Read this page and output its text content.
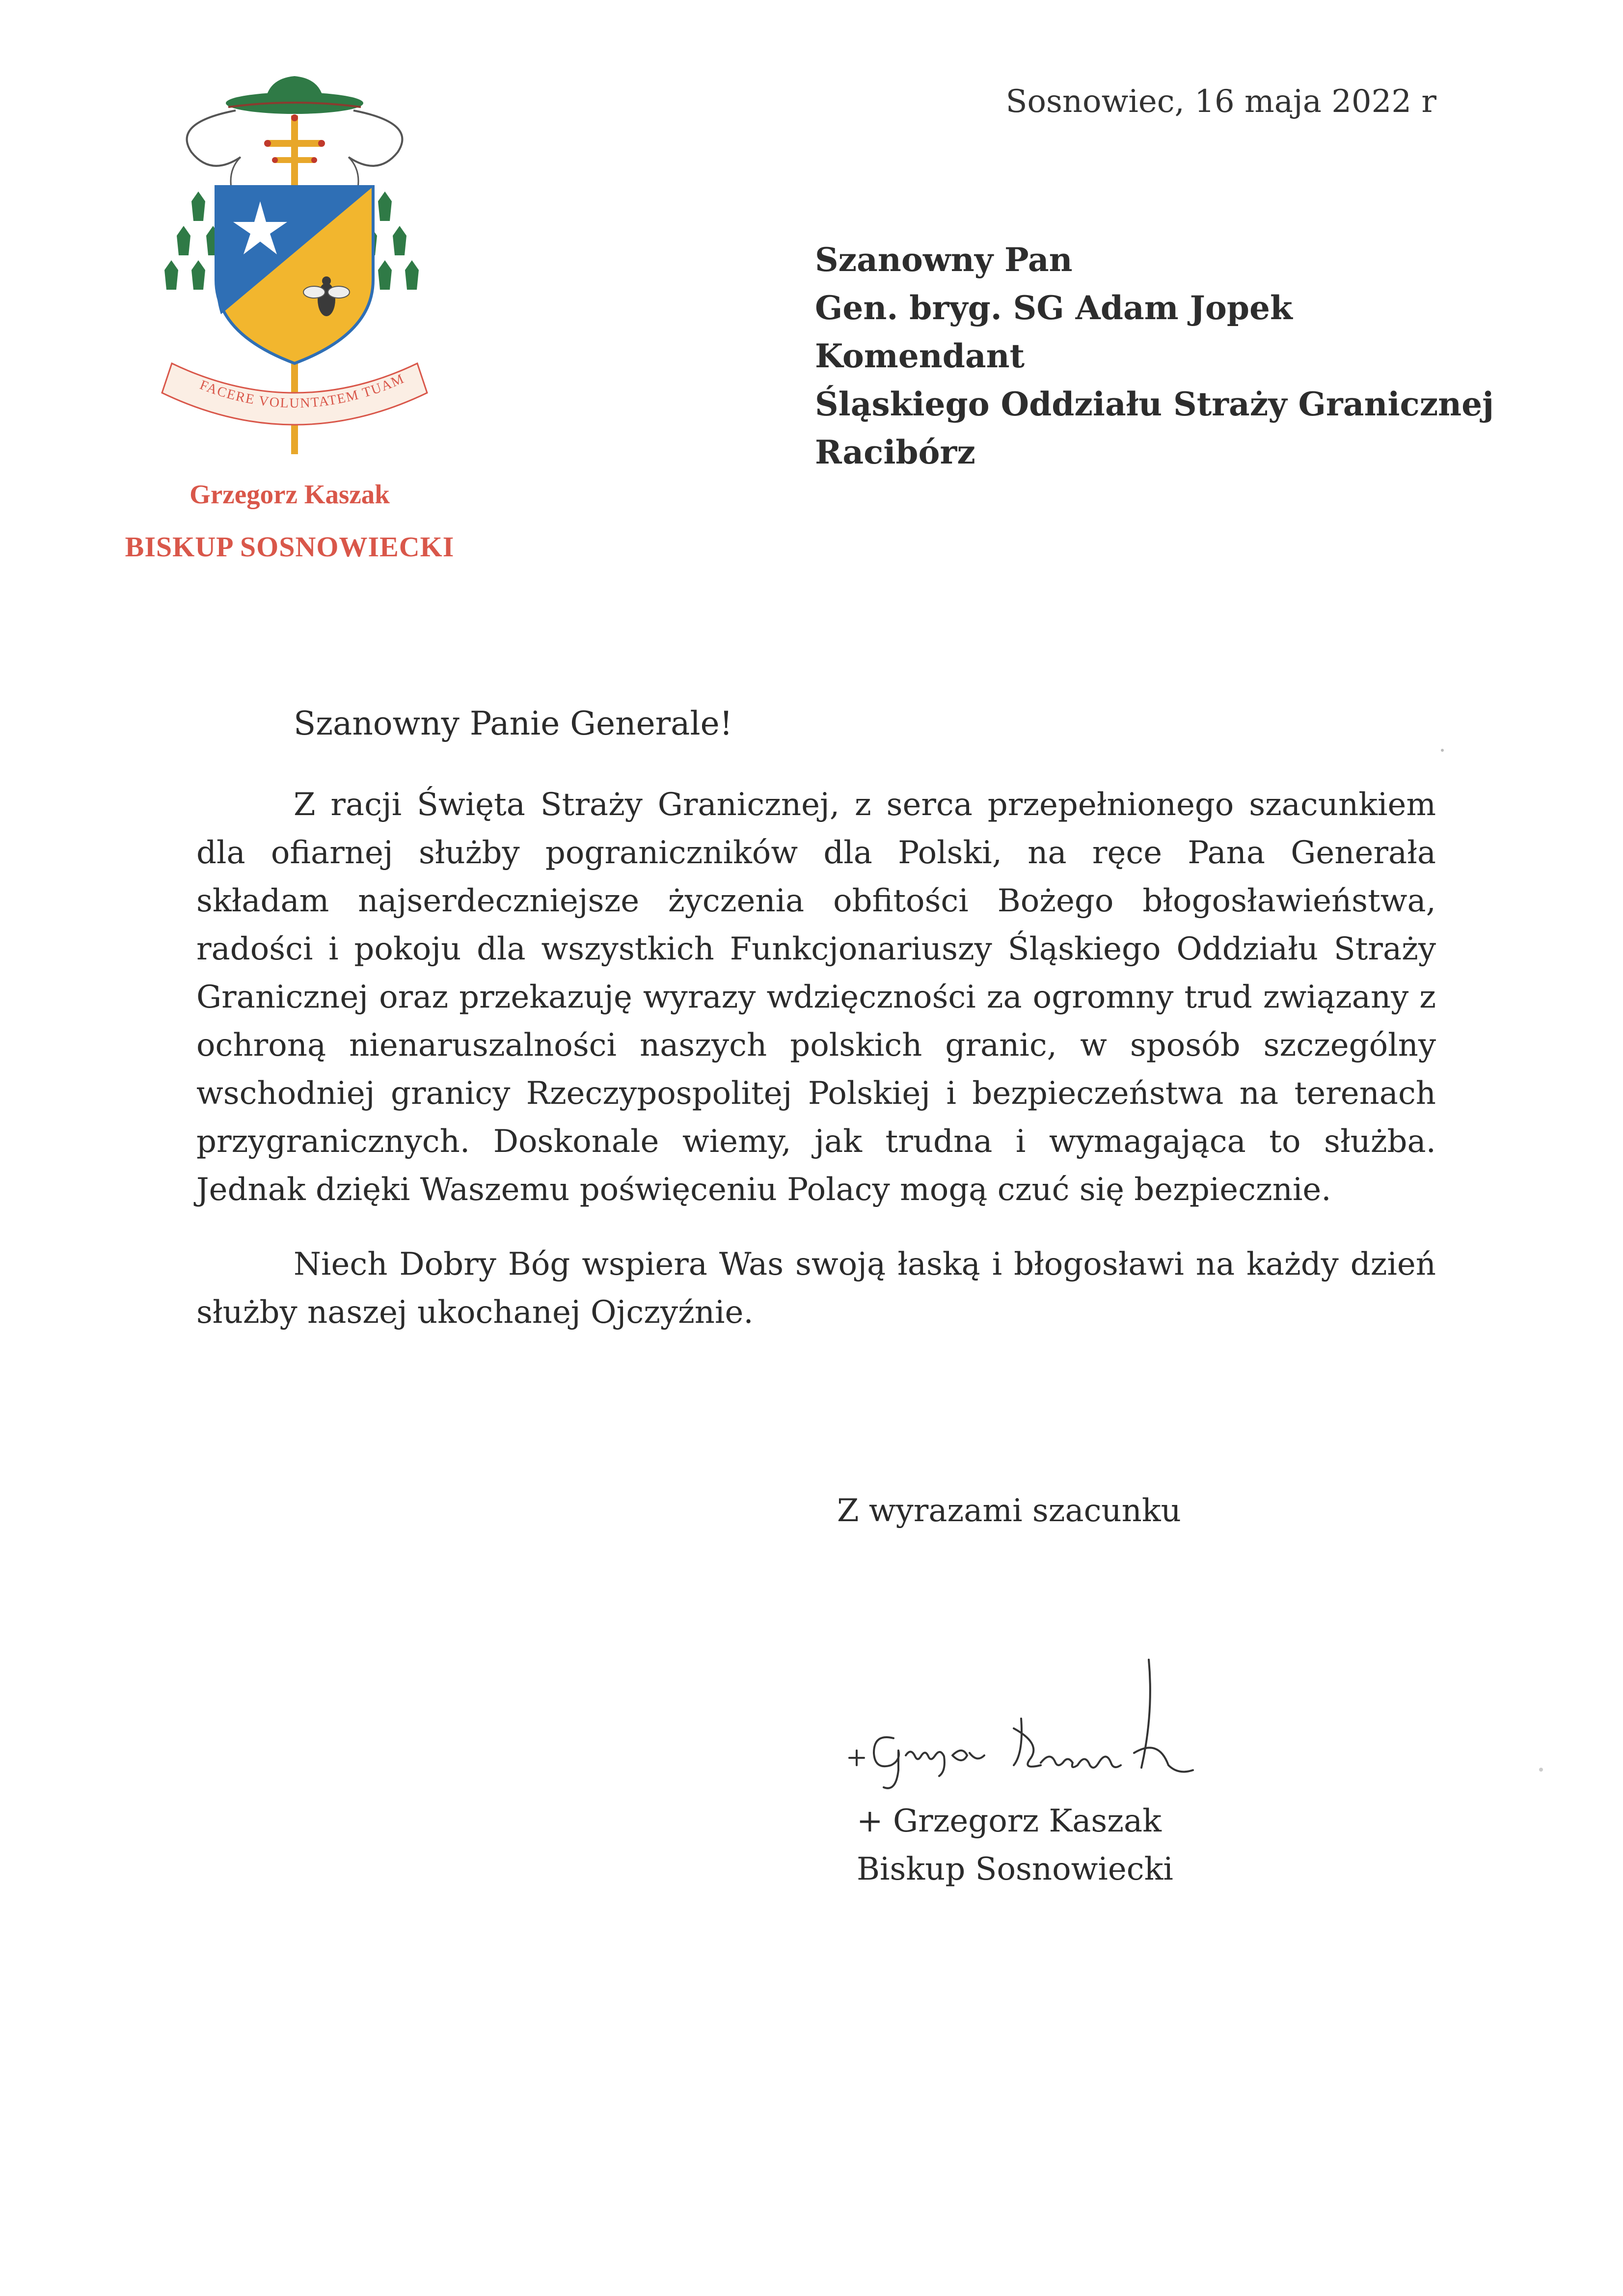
FACERE VOLUNTATEM TUAM
Grzegorz Kaszak
BISKUP SOSNOWIECKI
Sosnowiec, 16 maja 2022 r
Szanowny Pan
Gen. bryg. SG Adam Jopek
Komendant
Śląskiego Oddziału Straży Granicznej
Racibórz
Szanowny Panie Generale!

Z racji Święta Straży Granicznej, z serca przepełnionego szacunkiem dla ofiarnej służby pograniczników dla Polski, na ręce Pana Generała składam najserdeczniejsze życzenia obfitości Bożego błogosławieństwa, radości i pokoju dla wszystkich Funkcjonariuszy Śląskiego Oddziału Straży Granicznej oraz przekazuję wyrazy wdzięczności za ogromny trud związany z ochroną nienaruszalności naszych polskich granic, w sposób szczególny wschodniej granicy Rzeczypospolitej Polskiej i bezpieczeństwa na terenach przygranicznych. Doskonale wiemy, jak trudna i wymagająca to służba. Jednak dzięki Waszemu poświęceniu Polacy mogą czuć się bezpiecznie.

Niech Dobry Bóg wspiera Was swoją łaską i błogosławi na każdy dzień służby naszej ukochanej Ojczyźnie.

Z wyrazami szacunku
+ Grzegorz Kaszak
Biskup Sosnowiecki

## WHAT IS REQUIRED
Will you set down the records word for word while leaving out every picture?

## COMPLETE OUTPUT
Read this page and output its text content.
FACERE VOLUNTATEM TUAM
Grzegorz Kaszak
BISKUP SOSNOWIECKI
Sosnowiec, 16 maja 2022 r
Szanowny Pan
Gen. bryg. SG Adam Jopek
Komendant
Śląskiego Oddziału Straży Granicznej
Racibórz
Szanowny Panie Generale!

Z racji Święta Straży Granicznej, z serca przepełnionego szacunkiem dla ofiarnej służby pograniczników dla Polski, na ręce Pana Generała składam najserdeczniejsze życzenia obfitości Bożego błogosławieństwa, radości i pokoju dla wszystkich Funkcjonariuszy Śląskiego Oddziału Straży Granicznej oraz przekazuję wyrazy wdzięczności za ogromny trud związany z ochroną nienaruszalności naszych polskich granic, w sposób szczególny wschodniej granicy Rzeczypospolitej Polskiej i bezpieczeństwa na terenach przygranicznych. Doskonale wiemy, jak trudna i wymagająca to służba. Jednak dzięki Waszemu poświęceniu Polacy mogą czuć się bezpiecznie.

Niech Dobry Bóg wspiera Was swoją łaską i błogosławi na każdy dzień służby naszej ukochanej Ojczyźnie.

Z wyrazami szacunku
+ Grzegorz Kaszak
Biskup Sosnowiecki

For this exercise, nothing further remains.